For this exercise, copy out each line of the material below that includes "Paphos".

-------- EXCERPTED DATA

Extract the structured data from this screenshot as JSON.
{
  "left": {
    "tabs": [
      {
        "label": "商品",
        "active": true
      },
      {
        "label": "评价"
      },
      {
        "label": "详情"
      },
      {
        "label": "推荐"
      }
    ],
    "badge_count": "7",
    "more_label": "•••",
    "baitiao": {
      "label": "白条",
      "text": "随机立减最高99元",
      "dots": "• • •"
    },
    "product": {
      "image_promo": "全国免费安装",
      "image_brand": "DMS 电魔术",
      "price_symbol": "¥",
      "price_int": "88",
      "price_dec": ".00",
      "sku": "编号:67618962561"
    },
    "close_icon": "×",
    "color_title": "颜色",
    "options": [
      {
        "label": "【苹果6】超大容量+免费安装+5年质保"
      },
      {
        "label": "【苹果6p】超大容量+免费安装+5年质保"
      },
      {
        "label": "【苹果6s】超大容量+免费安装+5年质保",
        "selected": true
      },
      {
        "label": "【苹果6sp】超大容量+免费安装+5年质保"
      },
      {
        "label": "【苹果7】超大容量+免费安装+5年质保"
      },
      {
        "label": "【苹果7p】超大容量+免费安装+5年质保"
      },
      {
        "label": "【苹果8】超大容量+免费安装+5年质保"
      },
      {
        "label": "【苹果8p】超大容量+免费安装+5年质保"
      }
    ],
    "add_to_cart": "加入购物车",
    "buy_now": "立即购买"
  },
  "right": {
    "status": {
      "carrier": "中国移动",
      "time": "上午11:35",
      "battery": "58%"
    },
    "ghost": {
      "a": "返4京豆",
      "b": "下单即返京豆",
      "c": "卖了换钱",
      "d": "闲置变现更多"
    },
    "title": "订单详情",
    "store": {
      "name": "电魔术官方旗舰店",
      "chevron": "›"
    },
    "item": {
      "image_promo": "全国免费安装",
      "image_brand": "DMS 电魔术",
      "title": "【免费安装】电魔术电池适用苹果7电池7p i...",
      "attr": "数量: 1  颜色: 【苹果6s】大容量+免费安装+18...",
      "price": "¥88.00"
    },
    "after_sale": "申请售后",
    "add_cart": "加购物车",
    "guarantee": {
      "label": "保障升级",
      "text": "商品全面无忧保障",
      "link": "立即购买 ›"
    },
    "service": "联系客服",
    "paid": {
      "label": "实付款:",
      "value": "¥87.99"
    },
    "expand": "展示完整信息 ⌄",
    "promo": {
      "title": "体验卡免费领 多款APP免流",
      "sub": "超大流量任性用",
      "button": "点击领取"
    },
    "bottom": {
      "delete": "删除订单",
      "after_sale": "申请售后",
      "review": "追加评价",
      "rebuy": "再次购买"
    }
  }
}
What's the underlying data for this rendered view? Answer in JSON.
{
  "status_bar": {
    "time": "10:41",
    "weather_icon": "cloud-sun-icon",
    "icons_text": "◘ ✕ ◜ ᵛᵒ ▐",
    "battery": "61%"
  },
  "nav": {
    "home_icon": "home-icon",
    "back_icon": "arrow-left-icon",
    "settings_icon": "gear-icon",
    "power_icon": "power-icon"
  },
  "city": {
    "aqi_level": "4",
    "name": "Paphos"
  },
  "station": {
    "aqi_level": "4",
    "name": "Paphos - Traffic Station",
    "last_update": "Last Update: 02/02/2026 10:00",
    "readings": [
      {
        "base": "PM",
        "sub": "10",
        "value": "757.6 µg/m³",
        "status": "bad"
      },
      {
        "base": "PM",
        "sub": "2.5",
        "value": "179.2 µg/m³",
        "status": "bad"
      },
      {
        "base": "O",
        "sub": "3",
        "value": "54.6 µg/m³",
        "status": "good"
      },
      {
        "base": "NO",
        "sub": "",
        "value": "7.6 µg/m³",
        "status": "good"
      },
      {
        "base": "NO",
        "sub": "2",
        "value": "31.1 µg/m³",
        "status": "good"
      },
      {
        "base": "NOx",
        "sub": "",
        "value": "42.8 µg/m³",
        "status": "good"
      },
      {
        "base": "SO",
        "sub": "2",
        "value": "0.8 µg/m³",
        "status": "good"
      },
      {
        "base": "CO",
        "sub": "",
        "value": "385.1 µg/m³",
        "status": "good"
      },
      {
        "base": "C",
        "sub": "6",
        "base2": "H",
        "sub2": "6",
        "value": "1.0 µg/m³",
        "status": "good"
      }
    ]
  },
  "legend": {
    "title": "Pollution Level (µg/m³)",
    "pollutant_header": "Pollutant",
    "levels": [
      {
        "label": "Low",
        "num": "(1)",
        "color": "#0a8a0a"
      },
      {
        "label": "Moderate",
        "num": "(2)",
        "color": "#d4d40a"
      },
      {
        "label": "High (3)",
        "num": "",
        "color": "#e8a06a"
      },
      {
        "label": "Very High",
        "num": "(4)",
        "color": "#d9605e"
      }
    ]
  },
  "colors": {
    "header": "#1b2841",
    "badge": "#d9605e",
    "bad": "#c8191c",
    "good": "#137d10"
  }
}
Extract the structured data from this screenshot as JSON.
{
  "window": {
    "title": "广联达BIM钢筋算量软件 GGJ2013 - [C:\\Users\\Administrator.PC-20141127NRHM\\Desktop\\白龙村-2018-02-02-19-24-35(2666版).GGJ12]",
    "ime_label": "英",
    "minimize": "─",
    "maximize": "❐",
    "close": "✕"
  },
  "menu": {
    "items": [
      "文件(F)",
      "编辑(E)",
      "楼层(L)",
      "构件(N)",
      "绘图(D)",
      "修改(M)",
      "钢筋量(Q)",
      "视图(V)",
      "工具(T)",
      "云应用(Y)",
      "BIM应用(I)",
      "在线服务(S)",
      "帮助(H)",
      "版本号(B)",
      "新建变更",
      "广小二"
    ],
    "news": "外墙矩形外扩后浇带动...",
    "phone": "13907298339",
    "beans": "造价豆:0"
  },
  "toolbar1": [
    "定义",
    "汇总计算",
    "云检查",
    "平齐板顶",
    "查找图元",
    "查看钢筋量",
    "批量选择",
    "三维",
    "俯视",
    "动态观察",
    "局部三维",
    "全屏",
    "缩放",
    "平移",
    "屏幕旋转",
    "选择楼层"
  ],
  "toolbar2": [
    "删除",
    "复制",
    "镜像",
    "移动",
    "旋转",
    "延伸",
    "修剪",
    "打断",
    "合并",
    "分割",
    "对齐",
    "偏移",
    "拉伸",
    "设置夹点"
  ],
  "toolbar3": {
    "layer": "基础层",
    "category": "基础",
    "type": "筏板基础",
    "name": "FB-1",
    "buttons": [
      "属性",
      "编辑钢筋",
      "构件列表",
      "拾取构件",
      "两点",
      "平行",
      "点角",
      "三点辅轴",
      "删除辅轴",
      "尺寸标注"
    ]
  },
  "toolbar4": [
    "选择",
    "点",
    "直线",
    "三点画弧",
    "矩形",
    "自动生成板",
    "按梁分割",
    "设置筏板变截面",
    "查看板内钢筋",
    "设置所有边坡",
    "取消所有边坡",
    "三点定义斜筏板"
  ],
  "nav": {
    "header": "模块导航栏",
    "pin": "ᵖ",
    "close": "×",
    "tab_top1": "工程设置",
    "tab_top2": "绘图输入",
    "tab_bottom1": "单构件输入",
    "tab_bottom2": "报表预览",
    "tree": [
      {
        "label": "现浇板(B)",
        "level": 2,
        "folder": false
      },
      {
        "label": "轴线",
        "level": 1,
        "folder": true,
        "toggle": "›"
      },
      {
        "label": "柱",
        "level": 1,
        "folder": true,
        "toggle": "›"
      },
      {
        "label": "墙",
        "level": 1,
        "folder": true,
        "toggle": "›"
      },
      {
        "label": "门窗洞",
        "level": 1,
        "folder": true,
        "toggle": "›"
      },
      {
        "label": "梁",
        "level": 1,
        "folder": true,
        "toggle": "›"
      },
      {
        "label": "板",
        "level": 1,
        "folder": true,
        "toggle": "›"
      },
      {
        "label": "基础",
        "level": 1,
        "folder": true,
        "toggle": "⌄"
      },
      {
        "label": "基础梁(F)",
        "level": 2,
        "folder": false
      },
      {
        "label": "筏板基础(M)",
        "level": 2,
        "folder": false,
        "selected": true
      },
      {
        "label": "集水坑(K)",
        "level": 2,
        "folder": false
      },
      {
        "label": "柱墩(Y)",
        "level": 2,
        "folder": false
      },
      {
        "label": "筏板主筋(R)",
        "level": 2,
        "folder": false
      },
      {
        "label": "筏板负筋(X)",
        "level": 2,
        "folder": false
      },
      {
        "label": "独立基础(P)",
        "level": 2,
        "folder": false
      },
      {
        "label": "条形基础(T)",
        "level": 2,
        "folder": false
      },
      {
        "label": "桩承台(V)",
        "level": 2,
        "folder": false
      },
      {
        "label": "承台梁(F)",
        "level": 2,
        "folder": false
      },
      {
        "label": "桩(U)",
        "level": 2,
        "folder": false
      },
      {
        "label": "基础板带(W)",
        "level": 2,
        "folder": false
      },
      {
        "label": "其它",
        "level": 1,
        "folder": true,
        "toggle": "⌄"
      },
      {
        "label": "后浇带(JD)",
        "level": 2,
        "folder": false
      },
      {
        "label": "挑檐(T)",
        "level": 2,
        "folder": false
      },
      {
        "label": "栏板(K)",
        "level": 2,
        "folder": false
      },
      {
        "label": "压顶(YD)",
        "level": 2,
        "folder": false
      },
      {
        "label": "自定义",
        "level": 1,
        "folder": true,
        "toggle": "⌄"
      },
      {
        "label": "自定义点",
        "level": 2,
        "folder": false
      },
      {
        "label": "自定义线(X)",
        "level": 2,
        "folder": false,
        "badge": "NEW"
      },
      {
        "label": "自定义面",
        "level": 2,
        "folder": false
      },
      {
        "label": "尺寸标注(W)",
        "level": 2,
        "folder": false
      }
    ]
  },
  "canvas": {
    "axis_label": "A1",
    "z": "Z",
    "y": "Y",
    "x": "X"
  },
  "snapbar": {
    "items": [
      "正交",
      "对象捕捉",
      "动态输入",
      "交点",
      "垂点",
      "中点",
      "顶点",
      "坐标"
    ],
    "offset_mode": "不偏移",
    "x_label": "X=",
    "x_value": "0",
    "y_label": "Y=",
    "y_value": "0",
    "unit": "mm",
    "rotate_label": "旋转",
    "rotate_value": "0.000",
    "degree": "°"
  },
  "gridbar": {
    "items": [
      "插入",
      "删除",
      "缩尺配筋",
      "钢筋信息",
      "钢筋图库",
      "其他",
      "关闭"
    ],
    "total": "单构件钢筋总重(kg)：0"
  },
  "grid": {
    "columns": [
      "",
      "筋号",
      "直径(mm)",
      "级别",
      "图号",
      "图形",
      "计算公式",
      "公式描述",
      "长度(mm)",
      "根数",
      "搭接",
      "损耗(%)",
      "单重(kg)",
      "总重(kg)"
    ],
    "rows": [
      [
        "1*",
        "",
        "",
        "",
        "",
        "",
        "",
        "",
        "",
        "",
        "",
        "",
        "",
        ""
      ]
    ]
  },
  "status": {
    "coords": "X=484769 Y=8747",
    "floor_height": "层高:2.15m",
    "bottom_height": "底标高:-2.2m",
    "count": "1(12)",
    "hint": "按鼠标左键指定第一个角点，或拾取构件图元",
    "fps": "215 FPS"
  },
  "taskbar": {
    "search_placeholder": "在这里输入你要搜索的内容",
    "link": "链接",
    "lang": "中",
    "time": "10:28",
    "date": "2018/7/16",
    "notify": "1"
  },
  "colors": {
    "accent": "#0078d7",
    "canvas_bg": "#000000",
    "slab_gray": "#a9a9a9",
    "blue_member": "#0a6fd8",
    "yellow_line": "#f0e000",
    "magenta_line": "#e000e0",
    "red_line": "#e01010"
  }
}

----------------

» **WORKED SOLUTION**
    "name": "Paphos"
    "name": "Paphos - Traffic Station",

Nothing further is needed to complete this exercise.